WRITTEN INSTRUCTION -> Can all of these lines be returned exactly?

—————

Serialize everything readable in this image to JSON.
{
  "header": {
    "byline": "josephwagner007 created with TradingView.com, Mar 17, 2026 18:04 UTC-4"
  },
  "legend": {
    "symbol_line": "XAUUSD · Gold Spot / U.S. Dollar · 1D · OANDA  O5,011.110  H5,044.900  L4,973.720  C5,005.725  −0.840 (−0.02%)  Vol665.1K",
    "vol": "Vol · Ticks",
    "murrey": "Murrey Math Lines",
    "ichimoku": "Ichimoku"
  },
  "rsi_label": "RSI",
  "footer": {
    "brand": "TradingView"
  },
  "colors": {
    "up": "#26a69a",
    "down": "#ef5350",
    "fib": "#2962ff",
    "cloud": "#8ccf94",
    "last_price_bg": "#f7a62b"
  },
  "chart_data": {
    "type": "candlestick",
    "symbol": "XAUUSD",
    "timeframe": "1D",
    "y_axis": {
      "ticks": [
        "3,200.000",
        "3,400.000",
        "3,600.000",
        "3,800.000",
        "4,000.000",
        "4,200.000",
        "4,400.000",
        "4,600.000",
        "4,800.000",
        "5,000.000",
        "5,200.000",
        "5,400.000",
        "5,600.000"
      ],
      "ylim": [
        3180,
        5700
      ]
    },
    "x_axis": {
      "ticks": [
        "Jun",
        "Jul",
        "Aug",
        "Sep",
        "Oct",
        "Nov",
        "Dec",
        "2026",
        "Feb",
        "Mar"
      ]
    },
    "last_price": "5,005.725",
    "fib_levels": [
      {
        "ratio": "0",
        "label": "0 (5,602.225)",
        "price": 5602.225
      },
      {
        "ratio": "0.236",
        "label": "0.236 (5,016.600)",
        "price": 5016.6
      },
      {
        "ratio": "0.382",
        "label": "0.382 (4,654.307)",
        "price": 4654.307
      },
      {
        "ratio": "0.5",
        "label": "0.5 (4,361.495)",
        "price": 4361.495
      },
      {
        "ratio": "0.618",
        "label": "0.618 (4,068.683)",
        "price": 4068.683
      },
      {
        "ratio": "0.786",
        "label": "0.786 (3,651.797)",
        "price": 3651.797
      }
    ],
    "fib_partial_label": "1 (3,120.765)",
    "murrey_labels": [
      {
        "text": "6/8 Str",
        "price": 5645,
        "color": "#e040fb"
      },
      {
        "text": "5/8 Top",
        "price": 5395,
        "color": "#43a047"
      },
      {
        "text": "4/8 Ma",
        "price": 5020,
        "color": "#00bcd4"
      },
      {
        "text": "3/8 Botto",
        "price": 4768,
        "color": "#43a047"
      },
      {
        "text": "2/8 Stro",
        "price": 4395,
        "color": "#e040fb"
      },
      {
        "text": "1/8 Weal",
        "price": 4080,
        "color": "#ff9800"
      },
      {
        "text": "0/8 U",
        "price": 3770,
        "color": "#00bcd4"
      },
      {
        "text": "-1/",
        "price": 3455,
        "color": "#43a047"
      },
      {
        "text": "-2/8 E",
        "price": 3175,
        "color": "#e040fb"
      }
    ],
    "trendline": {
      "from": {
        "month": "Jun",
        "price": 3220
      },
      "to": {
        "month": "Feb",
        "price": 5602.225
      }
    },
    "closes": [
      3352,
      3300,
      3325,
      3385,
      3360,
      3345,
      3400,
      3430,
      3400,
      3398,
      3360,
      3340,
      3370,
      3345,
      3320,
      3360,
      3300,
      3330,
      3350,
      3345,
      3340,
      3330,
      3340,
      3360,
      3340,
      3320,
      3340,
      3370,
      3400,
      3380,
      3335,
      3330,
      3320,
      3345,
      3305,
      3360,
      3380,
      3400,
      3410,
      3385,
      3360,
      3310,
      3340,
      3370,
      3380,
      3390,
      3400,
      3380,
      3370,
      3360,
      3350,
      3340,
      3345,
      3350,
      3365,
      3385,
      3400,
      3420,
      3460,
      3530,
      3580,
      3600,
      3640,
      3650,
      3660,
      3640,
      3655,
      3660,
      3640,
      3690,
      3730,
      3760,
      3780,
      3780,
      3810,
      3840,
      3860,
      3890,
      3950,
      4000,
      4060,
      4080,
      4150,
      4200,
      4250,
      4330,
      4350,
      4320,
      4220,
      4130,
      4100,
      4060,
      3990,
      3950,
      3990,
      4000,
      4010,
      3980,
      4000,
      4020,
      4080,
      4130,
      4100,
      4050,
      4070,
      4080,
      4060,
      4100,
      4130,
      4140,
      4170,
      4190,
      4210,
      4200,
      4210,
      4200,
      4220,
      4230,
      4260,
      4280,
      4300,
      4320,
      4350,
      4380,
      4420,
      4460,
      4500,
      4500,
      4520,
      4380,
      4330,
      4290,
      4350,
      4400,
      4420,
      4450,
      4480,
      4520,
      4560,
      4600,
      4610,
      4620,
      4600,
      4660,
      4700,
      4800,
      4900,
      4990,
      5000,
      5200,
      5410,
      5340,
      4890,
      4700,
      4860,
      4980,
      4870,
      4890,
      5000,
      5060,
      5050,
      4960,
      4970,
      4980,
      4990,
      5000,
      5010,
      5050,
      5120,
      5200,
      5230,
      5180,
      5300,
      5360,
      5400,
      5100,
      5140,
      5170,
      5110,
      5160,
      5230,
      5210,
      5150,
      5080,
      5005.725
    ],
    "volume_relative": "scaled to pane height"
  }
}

—————

ANSWER TO THIS PROBLEM ->
Serialize everything readable in this image to JSON.
{
  "header": {
    "byline": "josephwagner007 created with TradingView.com, Mar 17, 2026 18:04 UTC-4"
  },
  "legend": {
    "symbol_line": "XAUUSD · Gold Spot / U.S. Dollar · 1D · OANDA  O5,011.110  H5,044.900  L4,973.720  C5,005.725  −0.840 (−0.02%)  Vol665.1K",
    "vol": "Vol · Ticks",
    "murrey": "Murrey Math Lines",
    "ichimoku": "Ichimoku"
  },
  "rsi_label": "RSI",
  "footer": {
    "brand": "TradingView"
  },
  "colors": {
    "up": "#26a69a",
    "down": "#ef5350",
    "fib": "#2962ff",
    "cloud": "#8ccf94",
    "last_price_bg": "#f7a62b"
  },
  "chart_data": {
    "type": "candlestick",
    "symbol": "XAUUSD",
    "timeframe": "1D",
    "y_axis": {
      "ticks": [
        "3,200.000",
        "3,400.000",
        "3,600.000",
        "3,800.000",
        "4,000.000",
        "4,200.000",
        "4,400.000",
        "4,600.000",
        "4,800.000",
        "5,000.000",
        "5,200.000",
        "5,400.000",
        "5,600.000"
      ],
      "ylim": [
        3180,
        5700
      ]
    },
    "x_axis": {
      "ticks": [
        "Jun",
        "Jul",
        "Aug",
        "Sep",
        "Oct",
        "Nov",
        "Dec",
        "2026",
        "Feb",
        "Mar"
      ]
    },
    "last_price": "5,005.725",
    "fib_levels": [
      {
        "ratio": "0",
        "label": "0 (5,602.225)",
        "price": 5602.225
      },
      {
        "ratio": "0.236",
        "label": "0.236 (5,016.600)",
        "price": 5016.6
      },
      {
        "ratio": "0.382",
        "label": "0.382 (4,654.307)",
        "price": 4654.307
      },
      {
        "ratio": "0.5",
        "label": "0.5 (4,361.495)",
        "price": 4361.495
      },
      {
        "ratio": "0.618",
        "label": "0.618 (4,068.683)",
        "price": 4068.683
      },
      {
        "ratio": "0.786",
        "label": "0.786 (3,651.797)",
        "price": 3651.797
      }
    ],
    "fib_partial_label": "1 (3,120.765)",
    "murrey_labels": [
      {
        "text": "6/8 Str",
        "price": 5645,
        "color": "#e040fb"
      },
      {
        "text": "5/8 Top",
        "price": 5395,
        "color": "#43a047"
      },
      {
        "text": "4/8 Ma",
        "price": 5020,
        "color": "#00bcd4"
      },
      {
        "text": "3/8 Botto",
        "price": 4768,
        "color": "#43a047"
      },
      {
        "text": "2/8 Stro",
        "price": 4395,
        "color": "#e040fb"
      },
      {
        "text": "1/8 Weal",
        "price": 4080,
        "color": "#ff9800"
      },
      {
        "text": "0/8 U",
        "price": 3770,
        "color": "#00bcd4"
      },
      {
        "text": "-1/",
        "price": 3455,
        "color": "#43a047"
      },
      {
        "text": "-2/8 E",
        "price": 3175,
        "color": "#e040fb"
      }
    ],
    "trendline": {
      "from": {
        "month": "Jun",
        "price": 3220
      },
      "to": {
        "month": "Feb",
        "price": 5602.225
      }
    },
    "closes": [
      3352,
      3300,
      3325,
      3385,
      3360,
      3345,
      3400,
      3430,
      3400,
      3398,
      3360,
      3340,
      3370,
      3345,
      3320,
      3360,
      3300,
      3330,
      3350,
      3345,
      3340,
      3330,
      3340,
      3360,
      3340,
      3320,
      3340,
      3370,
      3400,
      3380,
      3335,
      3330,
      3320,
      3345,
      3305,
      3360,
      3380,
      3400,
      3410,
      3385,
      3360,
      3310,
      3340,
      3370,
      3380,
      3390,
      3400,
      3380,
      3370,
      3360,
      3350,
      3340,
      3345,
      3350,
      3365,
      3385,
      3400,
      3420,
      3460,
      3530,
      3580,
      3600,
      3640,
      3650,
      3660,
      3640,
      3655,
      3660,
      3640,
      3690,
      3730,
      3760,
      3780,
      3780,
      3810,
      3840,
      3860,
      3890,
      3950,
      4000,
      4060,
      4080,
      4150,
      4200,
      4250,
      4330,
      4350,
      4320,
      4220,
      4130,
      4100,
      4060,
      3990,
      3950,
      3990,
      4000,
      4010,
      3980,
      4000,
      4020,
      4080,
      4130,
      4100,
      4050,
      4070,
      4080,
      4060,
      4100,
      4130,
      4140,
      4170,
      4190,
      4210,
      4200,
      4210,
      4200,
      4220,
      4230,
      4260,
      4280,
      4300,
      4320,
      4350,
      4380,
      4420,
      4460,
      4500,
      4500,
      4520,
      4380,
      4330,
      4290,
      4350,
      4400,
      4420,
      4450,
      4480,
      4520,
      4560,
      4600,
      4610,
      4620,
      4600,
      4660,
      4700,
      4800,
      4900,
      4990,
      5000,
      5200,
      5410,
      5340,
      4890,
      4700,
      4860,
      4980,
      4870,
      4890,
      5000,
      5060,
      5050,
      4960,
      4970,
      4980,
      4990,
      5000,
      5010,
      5050,
      5120,
      5200,
      5230,
      5180,
      5300,
      5360,
      5400,
      5100,
      5140,
      5170,
      5110,
      5160,
      5230,
      5210,
      5150,
      5080,
      5005.725
    ],
    "volume_relative": "scaled to pane height"
  }
}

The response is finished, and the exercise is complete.